[Work instructions]:
Rewrite the material as a Markdown table with the columns Row and Line, omitting blank lines. Cover only the lines from the start of the material through the line containing "table-cell [740,740,859,792]", inclusive.
:: Exercise inputs ::
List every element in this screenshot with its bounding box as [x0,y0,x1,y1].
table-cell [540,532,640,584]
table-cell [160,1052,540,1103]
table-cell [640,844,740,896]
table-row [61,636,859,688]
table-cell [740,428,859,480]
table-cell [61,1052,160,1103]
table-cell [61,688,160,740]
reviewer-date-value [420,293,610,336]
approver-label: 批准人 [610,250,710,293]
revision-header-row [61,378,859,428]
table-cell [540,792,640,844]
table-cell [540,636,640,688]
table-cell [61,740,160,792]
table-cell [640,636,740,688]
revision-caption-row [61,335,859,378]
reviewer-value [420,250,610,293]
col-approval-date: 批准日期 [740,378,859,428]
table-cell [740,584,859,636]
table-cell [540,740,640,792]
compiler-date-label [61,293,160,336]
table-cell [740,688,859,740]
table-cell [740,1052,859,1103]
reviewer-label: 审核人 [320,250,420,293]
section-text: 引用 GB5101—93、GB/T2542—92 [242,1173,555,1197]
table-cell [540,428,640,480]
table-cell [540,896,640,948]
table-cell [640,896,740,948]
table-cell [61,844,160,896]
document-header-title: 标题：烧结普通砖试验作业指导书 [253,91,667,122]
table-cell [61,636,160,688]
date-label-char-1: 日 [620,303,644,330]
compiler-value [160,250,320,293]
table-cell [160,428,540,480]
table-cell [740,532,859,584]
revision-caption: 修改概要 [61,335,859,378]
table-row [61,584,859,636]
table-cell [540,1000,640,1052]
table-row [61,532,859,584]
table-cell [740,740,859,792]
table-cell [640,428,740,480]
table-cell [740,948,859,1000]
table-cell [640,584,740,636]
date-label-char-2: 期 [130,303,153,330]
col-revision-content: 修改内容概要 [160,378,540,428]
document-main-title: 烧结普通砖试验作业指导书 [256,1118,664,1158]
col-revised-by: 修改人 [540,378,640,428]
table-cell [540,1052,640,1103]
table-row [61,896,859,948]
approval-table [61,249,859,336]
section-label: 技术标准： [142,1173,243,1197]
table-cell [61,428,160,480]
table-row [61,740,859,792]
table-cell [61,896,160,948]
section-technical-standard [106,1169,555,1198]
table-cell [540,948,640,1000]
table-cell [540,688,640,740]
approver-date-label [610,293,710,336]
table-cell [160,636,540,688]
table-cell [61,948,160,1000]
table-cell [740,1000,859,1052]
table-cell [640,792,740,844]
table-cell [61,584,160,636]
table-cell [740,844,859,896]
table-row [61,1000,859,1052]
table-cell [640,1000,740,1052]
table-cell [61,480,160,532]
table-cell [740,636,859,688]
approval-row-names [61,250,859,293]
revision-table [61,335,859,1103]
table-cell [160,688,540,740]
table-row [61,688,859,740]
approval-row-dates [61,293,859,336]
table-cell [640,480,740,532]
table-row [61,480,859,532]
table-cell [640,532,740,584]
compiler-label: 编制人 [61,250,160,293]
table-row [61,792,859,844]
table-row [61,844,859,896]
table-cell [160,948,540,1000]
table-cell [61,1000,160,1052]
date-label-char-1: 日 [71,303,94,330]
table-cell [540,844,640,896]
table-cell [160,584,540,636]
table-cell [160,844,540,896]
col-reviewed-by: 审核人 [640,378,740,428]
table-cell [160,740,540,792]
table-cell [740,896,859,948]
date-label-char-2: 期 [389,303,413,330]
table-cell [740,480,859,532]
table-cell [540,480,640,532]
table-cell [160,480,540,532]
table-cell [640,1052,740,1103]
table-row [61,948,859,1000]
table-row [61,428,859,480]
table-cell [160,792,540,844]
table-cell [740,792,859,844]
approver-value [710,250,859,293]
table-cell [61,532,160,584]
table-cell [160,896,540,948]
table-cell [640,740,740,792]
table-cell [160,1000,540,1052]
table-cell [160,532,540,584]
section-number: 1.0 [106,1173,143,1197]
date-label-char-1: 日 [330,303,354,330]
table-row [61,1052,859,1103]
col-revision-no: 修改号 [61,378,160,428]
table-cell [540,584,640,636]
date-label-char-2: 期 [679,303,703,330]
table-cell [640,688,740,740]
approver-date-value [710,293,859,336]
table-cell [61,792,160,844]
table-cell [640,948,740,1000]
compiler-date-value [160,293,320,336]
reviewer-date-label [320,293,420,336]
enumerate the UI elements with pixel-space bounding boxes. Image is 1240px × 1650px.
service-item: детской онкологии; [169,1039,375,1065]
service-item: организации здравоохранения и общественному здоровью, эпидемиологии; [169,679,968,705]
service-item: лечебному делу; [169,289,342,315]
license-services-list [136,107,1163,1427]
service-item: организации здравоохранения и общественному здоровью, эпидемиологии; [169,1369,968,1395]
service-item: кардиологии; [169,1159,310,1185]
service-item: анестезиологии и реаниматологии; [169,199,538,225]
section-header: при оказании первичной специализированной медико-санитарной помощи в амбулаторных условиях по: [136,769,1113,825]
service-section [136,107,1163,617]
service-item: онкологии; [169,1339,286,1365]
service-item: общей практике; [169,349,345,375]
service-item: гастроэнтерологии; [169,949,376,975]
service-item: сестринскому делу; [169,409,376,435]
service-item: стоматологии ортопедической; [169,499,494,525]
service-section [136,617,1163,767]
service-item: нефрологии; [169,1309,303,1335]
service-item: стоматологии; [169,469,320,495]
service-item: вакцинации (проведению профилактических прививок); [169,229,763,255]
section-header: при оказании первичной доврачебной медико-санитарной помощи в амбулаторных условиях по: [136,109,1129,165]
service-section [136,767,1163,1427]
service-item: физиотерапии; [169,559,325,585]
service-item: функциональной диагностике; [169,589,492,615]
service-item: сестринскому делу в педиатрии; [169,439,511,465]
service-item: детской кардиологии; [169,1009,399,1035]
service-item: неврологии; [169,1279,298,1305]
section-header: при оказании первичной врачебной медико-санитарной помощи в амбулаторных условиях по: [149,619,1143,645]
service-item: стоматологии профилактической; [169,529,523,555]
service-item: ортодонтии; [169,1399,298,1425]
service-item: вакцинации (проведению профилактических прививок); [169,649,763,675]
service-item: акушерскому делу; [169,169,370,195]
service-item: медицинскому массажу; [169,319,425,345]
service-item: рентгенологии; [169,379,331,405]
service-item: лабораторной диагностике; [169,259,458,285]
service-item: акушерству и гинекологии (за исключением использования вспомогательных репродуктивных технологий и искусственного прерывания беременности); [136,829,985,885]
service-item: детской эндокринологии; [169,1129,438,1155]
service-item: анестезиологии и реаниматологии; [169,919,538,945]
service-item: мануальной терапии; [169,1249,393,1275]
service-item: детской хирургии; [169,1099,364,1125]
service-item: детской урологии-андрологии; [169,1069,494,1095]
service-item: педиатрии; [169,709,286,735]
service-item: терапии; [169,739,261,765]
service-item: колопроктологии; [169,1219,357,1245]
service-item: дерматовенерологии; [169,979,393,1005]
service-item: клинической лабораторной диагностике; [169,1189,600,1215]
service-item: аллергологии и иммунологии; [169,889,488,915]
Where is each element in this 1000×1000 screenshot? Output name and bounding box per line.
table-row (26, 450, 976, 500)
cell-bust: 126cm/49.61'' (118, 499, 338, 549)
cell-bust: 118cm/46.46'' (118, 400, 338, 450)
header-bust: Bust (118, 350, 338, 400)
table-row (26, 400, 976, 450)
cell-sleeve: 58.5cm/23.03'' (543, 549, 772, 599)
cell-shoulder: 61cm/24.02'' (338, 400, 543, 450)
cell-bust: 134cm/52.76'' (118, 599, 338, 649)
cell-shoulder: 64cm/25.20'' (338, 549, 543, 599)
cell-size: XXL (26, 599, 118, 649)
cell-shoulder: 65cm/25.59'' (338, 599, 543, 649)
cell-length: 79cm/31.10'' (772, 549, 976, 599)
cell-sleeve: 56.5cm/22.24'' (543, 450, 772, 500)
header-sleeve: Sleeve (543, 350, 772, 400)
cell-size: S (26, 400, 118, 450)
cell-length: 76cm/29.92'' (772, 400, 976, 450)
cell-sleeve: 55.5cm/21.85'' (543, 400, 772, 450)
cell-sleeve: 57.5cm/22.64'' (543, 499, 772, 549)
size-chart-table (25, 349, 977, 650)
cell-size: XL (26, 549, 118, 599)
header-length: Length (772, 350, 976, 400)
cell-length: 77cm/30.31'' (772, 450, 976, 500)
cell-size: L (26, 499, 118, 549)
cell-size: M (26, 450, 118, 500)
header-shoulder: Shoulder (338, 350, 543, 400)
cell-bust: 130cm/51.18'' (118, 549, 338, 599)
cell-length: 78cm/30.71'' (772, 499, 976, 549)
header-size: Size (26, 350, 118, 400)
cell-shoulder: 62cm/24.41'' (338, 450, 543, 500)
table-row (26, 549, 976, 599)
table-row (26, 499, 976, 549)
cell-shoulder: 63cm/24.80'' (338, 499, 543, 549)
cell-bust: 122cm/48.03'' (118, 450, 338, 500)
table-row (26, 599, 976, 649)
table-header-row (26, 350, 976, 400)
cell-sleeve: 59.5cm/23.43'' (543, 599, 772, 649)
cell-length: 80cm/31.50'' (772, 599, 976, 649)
:::
[Response to the task]:
| Row | Line |
|---|---|
| 1 | List every element in this screenshot with its bounding box as [x0,y0,x1,y1]. |
| 2 | table-cell [540,532,640,584] |
| 3 | table-cell [160,1052,540,1103] |
| 4 | table-cell [640,844,740,896] |
| 5 | table-row [61,636,859,688] |
| 6 | table-cell [740,428,859,480] |
| 7 | table-cell [61,1052,160,1103] |
| 8 | table-cell [61,688,160,740] |
| 9 | reviewer-date-value [420,293,610,336] |
| 10 | approver-label: 批准人 [610,250,710,293] |
| 11 | revision-header-row [61,378,859,428] |
| 12 | table-cell [540,792,640,844] |
| 13 | table-cell [540,636,640,688] |
| 14 | table-cell [61,740,160,792] |
| 15 | table-cell [640,636,740,688] |
| 16 | revision-caption-row [61,335,859,378] |
| 17 | reviewer-value [420,250,610,293] |
| 18 | col-approval-date: 批准日期 [740,378,859,428] |
| 19 | table-cell [740,584,859,636] |
| 20 | table-cell [540,740,640,792] |
| 21 | compiler-date-label [61,293,160,336] |
| 22 | table-cell [740,688,859,740] |
| 23 | table-cell [740,1052,859,1103] |
| 24 | reviewer-label: 审核人 [320,250,420,293] |
| 25 | section-text: 引用 GB5101—93、GB/T2542—92 [242,1173,555,1197] |
| 26 | table-cell [540,428,640,480] |
| 27 | table-cell [540,896,640,948] |
| 28 | table-cell [640,896,740,948] |
| 29 | table-cell [61,844,160,896] |
| 30 | document-header-title: 标题：烧结普通砖试验作业指导书 [253,91,667,122] |
| 31 | table-cell [61,636,160,688] |
| 32 | date-label-char-1: 日 [620,303,644,330] |
| 33 | compiler-value [160,250,320,293] |
| 34 | table-cell [160,428,540,480] |
| 35 | table-cell [740,532,859,584] |
| 36 | revision-caption: 修改概要 [61,335,859,378] |
| 37 | table-row [61,584,859,636] |
| 38 | table-cell [540,1000,640,1052] |
| 39 | table-row [61,532,859,584] |
| 40 | table-cell [740,740,859,792] |